### GOAL OF THE EXERCISE:
Reproduce the data that follows in its entirety, character for character.

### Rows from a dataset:

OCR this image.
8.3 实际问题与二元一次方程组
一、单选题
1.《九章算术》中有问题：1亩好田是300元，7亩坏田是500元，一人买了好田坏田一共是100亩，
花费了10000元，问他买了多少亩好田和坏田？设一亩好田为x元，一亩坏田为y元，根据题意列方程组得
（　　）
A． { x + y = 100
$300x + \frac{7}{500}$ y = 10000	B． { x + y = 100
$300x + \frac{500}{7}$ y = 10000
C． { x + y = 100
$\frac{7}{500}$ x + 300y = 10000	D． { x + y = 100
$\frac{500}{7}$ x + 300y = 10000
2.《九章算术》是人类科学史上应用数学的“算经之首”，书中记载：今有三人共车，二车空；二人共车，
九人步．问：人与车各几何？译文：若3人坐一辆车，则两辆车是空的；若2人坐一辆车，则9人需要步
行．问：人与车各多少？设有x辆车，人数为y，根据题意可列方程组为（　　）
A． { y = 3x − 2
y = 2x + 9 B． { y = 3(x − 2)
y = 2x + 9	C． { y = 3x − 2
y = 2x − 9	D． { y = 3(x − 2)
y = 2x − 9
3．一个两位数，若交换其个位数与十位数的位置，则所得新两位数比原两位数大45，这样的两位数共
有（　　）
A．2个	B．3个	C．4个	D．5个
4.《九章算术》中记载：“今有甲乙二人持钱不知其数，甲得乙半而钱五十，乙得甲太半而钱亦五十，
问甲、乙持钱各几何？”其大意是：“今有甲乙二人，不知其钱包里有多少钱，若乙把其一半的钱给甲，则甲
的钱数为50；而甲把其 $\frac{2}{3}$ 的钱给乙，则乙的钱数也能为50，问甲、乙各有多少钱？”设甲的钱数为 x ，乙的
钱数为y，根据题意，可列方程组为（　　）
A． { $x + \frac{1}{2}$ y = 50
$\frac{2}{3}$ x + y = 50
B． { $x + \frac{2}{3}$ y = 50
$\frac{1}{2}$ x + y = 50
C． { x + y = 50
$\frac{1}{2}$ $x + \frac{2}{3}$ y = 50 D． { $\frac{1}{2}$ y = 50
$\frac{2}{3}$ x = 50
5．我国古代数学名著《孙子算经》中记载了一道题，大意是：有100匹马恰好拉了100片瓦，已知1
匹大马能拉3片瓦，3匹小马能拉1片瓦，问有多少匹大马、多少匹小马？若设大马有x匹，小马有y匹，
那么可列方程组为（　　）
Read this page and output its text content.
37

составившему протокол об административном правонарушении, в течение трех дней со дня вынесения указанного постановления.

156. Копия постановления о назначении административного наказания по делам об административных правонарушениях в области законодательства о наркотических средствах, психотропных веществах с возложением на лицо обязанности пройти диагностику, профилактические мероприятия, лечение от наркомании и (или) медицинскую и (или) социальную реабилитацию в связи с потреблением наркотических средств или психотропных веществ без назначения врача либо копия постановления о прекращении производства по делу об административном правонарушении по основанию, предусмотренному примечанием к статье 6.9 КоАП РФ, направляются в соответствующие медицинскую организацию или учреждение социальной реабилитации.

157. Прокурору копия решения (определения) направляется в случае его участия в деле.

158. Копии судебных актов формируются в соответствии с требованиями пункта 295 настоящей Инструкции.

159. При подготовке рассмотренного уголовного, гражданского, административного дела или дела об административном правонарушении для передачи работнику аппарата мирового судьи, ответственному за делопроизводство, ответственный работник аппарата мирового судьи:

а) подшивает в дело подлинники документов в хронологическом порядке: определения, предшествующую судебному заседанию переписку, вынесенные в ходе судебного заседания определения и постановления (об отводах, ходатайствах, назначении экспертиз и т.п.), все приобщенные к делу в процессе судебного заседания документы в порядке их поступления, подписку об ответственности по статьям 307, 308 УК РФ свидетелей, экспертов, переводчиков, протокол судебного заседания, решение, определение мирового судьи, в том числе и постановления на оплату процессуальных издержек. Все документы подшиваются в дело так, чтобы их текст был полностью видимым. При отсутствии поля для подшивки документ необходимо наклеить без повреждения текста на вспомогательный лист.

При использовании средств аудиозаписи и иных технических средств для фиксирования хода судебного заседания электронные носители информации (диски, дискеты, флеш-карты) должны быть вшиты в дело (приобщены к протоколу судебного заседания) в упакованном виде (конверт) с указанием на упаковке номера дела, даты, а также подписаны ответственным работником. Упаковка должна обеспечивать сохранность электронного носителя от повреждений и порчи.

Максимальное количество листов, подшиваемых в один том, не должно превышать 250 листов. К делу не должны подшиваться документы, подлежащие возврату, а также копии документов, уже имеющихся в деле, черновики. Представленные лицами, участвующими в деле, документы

### SOLUTION FOR THIS PROBLEM:
OCR this image.
8.3 实际问题与二元一次方程组
一、单选题
1.《九章算术》中有问题：1亩好田是300元，7亩坏田是500元，一人买了好田坏田一共是100亩，
花费了10000元，问他买了多少亩好田和坏田？设一亩好田为x元，一亩坏田为y元，根据题意列方程组得
（　　）
A． { x + y = 100
$300x + \frac{7}{500}$ y = 10000	B． { x + y = 100
$300x + \frac{500}{7}$ y = 10000
C． { x + y = 100
$\frac{7}{500}$ x + 300y = 10000	D． { x + y = 100
$\frac{500}{7}$ x + 300y = 10000
2.《九章算术》是人类科学史上应用数学的“算经之首”，书中记载：今有三人共车，二车空；二人共车，
九人步．问：人与车各几何？译文：若3人坐一辆车，则两辆车是空的；若2人坐一辆车，则9人需要步
行．问：人与车各多少？设有x辆车，人数为y，根据题意可列方程组为（　　）
A． { y = 3x − 2
y = 2x + 9 B． { y = 3(x − 2)
y = 2x + 9	C． { y = 3x − 2
y = 2x − 9	D． { y = 3(x − 2)
y = 2x − 9
3．一个两位数，若交换其个位数与十位数的位置，则所得新两位数比原两位数大45，这样的两位数共
有（　　）
A．2个	B．3个	C．4个	D．5个
4.《九章算术》中记载：“今有甲乙二人持钱不知其数，甲得乙半而钱五十，乙得甲太半而钱亦五十，
问甲、乙持钱各几何？”其大意是：“今有甲乙二人，不知其钱包里有多少钱，若乙把其一半的钱给甲，则甲
的钱数为50；而甲把其 $\frac{2}{3}$ 的钱给乙，则乙的钱数也能为50，问甲、乙各有多少钱？”设甲的钱数为 x ，乙的
钱数为y，根据题意，可列方程组为（　　）
A． { $x + \frac{1}{2}$ y = 50
$\frac{2}{3}$ x + y = 50
B． { $x + \frac{2}{3}$ y = 50
$\frac{1}{2}$ x + y = 50
C． { x + y = 50
$\frac{1}{2}$ $x + \frac{2}{3}$ y = 50 D． { $\frac{1}{2}$ y = 50
$\frac{2}{3}$ x = 50
5．我国古代数学名著《孙子算经》中记载了一道题，大意是：有100匹马恰好拉了100片瓦，已知1
匹大马能拉3片瓦，3匹小马能拉1片瓦，问有多少匹大马、多少匹小马？若设大马有x匹，小马有y匹，
那么可列方程组为（　　）
Read this page and output its text content.
37

составившему протокол об административном правонарушении, в течение трех дней со дня вынесения указанного постановления.

156. Копия постановления о назначении административного наказания по делам об административных правонарушениях в области законодательства о наркотических средствах, психотропных веществах с возложением на лицо обязанности пройти диагностику, профилактические мероприятия, лечение от наркомании и (или) медицинскую и (или) социальную реабилитацию в связи с потреблением наркотических средств или психотропных веществ без назначения врача либо копия постановления о прекращении производства по делу об административном правонарушении по основанию, предусмотренному примечанием к статье 6.9 КоАП РФ, направляются в соответствующие медицинскую организацию или учреждение социальной реабилитации.

157. Прокурору копия решения (определения) направляется в случае его участия в деле.

158. Копии судебных актов формируются в соответствии с требованиями пункта 295 настоящей Инструкции.

159. При подготовке рассмотренного уголовного, гражданского, административного дела или дела об административном правонарушении для передачи работнику аппарата мирового судьи, ответственному за делопроизводство, ответственный работник аппарата мирового судьи:

а) подшивает в дело подлинники документов в хронологическом порядке: определения, предшествующую судебному заседанию переписку, вынесенные в ходе судебного заседания определения и постановления (об отводах, ходатайствах, назначении экспертиз и т.п.), все приобщенные к делу в процессе судебного заседания документы в порядке их поступления, подписку об ответственности по статьям 307, 308 УК РФ свидетелей, экспертов, переводчиков, протокол судебного заседания, решение, определение мирового судьи, в том числе и постановления на оплату процессуальных издержек. Все документы подшиваются в дело так, чтобы их текст был полностью видимым. При отсутствии поля для подшивки документ необходимо наклеить без повреждения текста на вспомогательный лист.

При использовании средств аудиозаписи и иных технических средств для фиксирования хода судебного заседания электронные носители информации (диски, дискеты, флеш-карты) должны быть вшиты в дело (приобщены к протоколу судебного заседания) в упакованном виде (конверт) с указанием на упаковке номера дела, даты, а также подписаны ответственным работником. Упаковка должна обеспечивать сохранность электронного носителя от повреждений и порчи.

Максимальное количество листов, подшиваемых в один том, не должно превышать 250 листов. К делу не должны подшиваться документы, подлежащие возврату, а также копии документов, уже имеющихся в деле, черновики. Представленные лицами, участвующими в деле, документы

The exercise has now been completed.